> **Short task**: State how many lines of the records contain the string "вариантов". Give the number alone.

════════

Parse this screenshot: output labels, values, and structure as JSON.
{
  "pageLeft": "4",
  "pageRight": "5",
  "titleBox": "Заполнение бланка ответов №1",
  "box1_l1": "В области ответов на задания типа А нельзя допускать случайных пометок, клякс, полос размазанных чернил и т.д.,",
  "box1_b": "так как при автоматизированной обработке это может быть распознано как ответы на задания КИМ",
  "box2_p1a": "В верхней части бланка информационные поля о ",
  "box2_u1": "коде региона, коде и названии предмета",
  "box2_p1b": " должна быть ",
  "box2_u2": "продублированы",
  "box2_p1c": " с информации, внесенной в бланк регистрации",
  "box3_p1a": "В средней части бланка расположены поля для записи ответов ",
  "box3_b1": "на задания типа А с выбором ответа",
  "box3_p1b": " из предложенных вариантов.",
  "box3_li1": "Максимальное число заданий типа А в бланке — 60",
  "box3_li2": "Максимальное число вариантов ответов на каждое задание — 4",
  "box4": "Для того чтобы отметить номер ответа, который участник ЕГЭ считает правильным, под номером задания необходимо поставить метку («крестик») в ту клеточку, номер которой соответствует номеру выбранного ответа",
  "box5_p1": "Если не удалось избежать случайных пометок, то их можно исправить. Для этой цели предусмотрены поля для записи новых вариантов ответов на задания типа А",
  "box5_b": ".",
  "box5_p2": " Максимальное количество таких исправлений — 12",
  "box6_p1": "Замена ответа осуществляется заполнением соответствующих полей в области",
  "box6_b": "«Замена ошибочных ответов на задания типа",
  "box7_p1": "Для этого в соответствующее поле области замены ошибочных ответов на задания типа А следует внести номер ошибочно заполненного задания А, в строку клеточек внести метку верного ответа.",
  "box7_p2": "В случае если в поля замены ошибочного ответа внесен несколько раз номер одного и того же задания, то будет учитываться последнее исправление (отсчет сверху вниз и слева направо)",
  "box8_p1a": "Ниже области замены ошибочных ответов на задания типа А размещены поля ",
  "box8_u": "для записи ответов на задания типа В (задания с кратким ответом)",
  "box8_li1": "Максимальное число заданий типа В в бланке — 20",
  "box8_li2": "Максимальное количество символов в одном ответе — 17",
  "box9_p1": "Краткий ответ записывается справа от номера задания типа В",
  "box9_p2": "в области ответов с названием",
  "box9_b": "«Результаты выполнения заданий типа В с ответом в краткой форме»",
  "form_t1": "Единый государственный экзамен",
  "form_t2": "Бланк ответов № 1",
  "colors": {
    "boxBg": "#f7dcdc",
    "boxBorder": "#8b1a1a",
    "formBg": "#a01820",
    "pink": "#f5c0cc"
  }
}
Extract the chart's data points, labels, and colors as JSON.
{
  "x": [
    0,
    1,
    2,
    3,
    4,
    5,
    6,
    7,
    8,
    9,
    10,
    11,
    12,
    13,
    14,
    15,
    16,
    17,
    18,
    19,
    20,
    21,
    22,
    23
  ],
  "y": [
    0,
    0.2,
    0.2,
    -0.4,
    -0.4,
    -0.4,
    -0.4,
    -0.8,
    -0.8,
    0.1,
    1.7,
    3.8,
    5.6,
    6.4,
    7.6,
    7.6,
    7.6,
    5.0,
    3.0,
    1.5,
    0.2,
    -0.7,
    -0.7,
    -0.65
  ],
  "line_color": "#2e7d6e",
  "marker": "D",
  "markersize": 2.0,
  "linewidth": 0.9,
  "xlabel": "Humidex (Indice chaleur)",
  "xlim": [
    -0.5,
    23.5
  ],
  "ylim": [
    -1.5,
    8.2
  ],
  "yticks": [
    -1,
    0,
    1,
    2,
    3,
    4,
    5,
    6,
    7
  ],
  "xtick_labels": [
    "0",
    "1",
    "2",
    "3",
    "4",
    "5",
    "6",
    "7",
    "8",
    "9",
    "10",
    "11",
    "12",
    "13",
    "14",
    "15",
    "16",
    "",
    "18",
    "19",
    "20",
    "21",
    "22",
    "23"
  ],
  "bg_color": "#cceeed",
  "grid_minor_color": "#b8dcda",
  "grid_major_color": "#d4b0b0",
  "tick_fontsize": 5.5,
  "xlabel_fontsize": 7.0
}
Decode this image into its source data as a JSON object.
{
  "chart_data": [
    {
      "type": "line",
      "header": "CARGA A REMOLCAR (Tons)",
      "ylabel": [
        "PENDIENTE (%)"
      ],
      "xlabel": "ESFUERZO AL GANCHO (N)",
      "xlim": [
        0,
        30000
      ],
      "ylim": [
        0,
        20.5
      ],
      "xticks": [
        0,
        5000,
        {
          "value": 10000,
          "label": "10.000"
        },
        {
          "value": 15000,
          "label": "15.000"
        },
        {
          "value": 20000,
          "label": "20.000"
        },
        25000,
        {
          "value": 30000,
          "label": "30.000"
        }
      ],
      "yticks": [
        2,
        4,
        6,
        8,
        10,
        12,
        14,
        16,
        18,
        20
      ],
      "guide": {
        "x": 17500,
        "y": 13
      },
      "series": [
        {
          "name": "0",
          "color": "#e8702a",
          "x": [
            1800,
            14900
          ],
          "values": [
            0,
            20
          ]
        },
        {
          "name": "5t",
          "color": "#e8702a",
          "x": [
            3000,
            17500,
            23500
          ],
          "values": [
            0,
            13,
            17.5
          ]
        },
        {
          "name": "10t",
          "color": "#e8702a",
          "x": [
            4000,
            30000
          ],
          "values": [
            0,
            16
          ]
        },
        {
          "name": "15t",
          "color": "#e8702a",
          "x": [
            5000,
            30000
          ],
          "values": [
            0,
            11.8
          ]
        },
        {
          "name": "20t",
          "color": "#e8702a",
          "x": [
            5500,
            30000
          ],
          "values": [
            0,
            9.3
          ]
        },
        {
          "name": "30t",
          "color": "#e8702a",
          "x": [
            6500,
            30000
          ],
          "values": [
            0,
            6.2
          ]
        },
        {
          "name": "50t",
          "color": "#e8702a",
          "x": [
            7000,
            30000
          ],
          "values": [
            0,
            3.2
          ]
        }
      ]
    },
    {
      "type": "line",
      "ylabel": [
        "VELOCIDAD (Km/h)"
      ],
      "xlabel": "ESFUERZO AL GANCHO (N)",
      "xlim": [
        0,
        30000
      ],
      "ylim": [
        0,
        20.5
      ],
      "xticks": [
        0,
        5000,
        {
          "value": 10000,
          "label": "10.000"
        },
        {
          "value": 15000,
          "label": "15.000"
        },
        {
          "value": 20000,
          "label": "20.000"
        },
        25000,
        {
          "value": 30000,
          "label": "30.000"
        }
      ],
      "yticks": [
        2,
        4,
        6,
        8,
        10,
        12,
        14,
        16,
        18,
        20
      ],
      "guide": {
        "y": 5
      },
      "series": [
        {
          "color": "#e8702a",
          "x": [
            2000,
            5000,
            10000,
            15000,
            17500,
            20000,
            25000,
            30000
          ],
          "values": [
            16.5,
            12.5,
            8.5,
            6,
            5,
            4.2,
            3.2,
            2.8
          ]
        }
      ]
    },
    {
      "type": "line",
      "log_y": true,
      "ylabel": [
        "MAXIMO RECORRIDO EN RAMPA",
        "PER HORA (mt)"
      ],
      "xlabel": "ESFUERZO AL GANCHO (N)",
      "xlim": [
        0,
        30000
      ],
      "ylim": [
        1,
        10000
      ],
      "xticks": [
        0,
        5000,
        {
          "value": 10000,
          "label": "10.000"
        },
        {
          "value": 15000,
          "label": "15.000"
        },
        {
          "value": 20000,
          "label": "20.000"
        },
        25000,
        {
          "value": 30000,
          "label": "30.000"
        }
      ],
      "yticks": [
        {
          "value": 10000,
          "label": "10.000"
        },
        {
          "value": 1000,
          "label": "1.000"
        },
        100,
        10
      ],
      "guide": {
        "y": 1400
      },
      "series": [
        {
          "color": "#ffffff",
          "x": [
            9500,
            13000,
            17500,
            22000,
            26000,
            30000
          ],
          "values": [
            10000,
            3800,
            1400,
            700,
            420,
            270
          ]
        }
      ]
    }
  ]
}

════════

> **Complete answer**: 3